SHORT TASK 1:
Answer these questions about the slub patch thread:
(a) What date and time does the reply carry?
(b) Whose message, dated 6/8/22 14:23, is quoted inside Vlastimil Babka's?
(c) In the __slab_free change, which new variable is declared, and what is its starting value?
SHORT TASK 2: From the slub patch thread, write out everything from "On 6/17/22 5:40" down to "slab being validated.".
SHORT TASK 3: Carry the slub patch thread on from the point where it stops.

READING TEXT:
Re: [PATCH 1/3] mm/slub: fix the race between validate_slab and slab_free

From: Rongwei Wang <rongwei.wang@linux.alibaba.com>
To: Vlastimil Babka <vbabka@suse.cz>, Hyeonggon Yoo <42.hyeyoo@gmail.com>
Cc: David Rientjes <rientjes@google.com>,
	songmuchun@bytedance.com, Hyeonggon Yoo <42.hyeyoo@gmail.com>,
	akpm@linux-foundation.org, roman.gushchin@linux.dev,
	iamjoonsoo.kim@lge.com, penberg@kernel.org, linux-mm@kvack.org,
	linux-kernel@vger.kernel.org
Subject: Re: [PATCH 1/3] mm/slub: fix the race between validate_slab and slab_free
Date: Fri, 15 Jul 2022 16:05:29 +0800	[thread overview]
Message-ID: <aceab1c8-0c10-fa5f-da39-6820294494c4@linux.alibaba.com> (raw)
In-Reply-To: <faf416b9-f46c-8534-7fb7-557c046a564d@suse.cz>

On 6/17/22 5:40 PM, Vlastimil Babka wrote:
> On 6/8/22 14:23, Christoph Lameter wrote:
>> On Wed, 8 Jun 2022, Rongwei Wang wrote:
>>
>>> If available, I think document the issue and warn this incorrect behavior is
>>> OK. But it still prints a large amount of confusing messages, and disturbs us?
>>
>> Correct it would be great if you could fix this in a way that does not
>> impact performance.
>>
>>>> are current operations on the slab being validated.
>>> And I am trying to fix it in following way. In a short, these changes only
>>> works under the slub debug mode, and not affects the normal mode (I'm not
>>> sure). It looks not elegant enough. And if all approve of this way, I can
>>> submit the next version.
>>
>>
>>>
>>> Anyway, thanks for your time:).
>>> -wrw
>>>
>>> @@ -3304,7 +3300,7 @@ static void __slab_free(struct kmem_cache *s,
>> struct
>>> slab *slab,
>>>
>>>   {
>>>          void *prior;
>>> -       int was_frozen;
>>> +       int was_frozen, to_take_off = 0;
>>>          struct slab new;
>>
>> to_take_off has the role of !n ? Why is that needed?

Raw records:

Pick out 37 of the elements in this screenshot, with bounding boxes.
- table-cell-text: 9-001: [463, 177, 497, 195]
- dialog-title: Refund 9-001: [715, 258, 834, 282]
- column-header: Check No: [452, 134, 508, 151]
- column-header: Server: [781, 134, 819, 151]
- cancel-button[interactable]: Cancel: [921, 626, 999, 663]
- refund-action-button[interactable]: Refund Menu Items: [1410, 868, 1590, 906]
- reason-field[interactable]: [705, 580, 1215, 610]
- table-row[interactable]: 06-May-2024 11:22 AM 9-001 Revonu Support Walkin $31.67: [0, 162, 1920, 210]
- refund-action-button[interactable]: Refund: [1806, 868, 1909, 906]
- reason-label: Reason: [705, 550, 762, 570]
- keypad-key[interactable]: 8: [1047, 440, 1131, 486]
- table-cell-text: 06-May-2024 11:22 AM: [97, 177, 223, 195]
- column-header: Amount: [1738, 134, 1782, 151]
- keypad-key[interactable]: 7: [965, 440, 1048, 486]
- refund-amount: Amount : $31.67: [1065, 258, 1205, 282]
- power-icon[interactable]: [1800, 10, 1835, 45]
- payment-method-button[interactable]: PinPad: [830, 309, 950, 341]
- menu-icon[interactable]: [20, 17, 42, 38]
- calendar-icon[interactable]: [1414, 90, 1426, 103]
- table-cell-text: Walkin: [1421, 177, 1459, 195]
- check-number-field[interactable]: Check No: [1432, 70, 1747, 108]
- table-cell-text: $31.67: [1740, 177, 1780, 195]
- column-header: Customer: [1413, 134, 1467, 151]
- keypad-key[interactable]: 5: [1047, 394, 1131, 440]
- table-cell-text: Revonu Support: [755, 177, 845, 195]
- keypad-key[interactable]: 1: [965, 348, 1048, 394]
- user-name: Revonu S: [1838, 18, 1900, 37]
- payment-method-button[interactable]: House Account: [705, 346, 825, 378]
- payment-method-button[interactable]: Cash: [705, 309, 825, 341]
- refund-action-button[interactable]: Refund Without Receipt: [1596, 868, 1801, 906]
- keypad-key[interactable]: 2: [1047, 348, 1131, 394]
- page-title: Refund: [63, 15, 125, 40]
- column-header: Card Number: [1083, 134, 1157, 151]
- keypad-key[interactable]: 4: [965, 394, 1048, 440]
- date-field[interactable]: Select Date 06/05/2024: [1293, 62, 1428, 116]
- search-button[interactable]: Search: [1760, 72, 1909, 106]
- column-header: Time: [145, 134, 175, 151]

TASK OUTPUT 1:
(a) Fri, 15 Jul 2022 16:05:29 +0800
(b) Christoph Lameter
(c) to_take_off, starting at 0

TASK OUTPUT 2:
On 6/17/22 5:40 PM, Vlastimil Babka wrote:
> On 6/8/22 14:23, Christoph Lameter wrote:
>> On Wed, 8 Jun 2022, Rongwei Wang wrote:
>>
>>> If available, I think document the issue and warn this incorrect behavior is
>>> OK. But it still prints a large amount of confusing messages, and disturbs us?
>>
>> Correct it would be great if you could fix this in a way that does not
>> impact performance.
>>
>>>> are current operations on the slab being validated.

TASK OUTPUT 3:
>>
>>> -       do {
>>> -               if (unlikely(n)) {
>>> +               spin_lock_irqsave(&n->list_lock, flags);
>>> +               ret = free_debug_processing(s, slab, head, tail, cnt, addr);
>>
>> Ok so the idea is to take the lock only if kmem_cache_debug. That looks
>> ok. But it still adds a number of new branches etc to the free loop.
> 
Hi, Vlastimil, sorry for missing your message long time.
> It also further complicates the already tricky code. I wonder if we should
> make more benefit from the fact that for kmem_cache_debug() caches we don't
> leave any slabs on percpu or percpu partial lists, and also in
> free_debug_processing() we aready take both list_lock and slab_lock. If we
> just did the freeing immediately there under those locks, we would be
> protected against other freeing cpus by that list_lock and don't need the
> double cmpxchg tricks.
enen, I'm not sure get your "don't need the double cmpxchg tricks" means 
completely. What you want to say is that replace cmpxchg_double_slab() 
here with following code when kmem_cache_debug(s)?

__slab_lock(slab);
if (slab->freelist == freelist_old && slab->counters == counters_old){
     slab->freelist = freelist_new;
     slab->counters = counters_new;
     __slab_unlock(slab);
     local_irq_restore(flags);
     return true;
}
__slab_unlock(slab);

If I make mistakes for your words, please let me know.
Thanks!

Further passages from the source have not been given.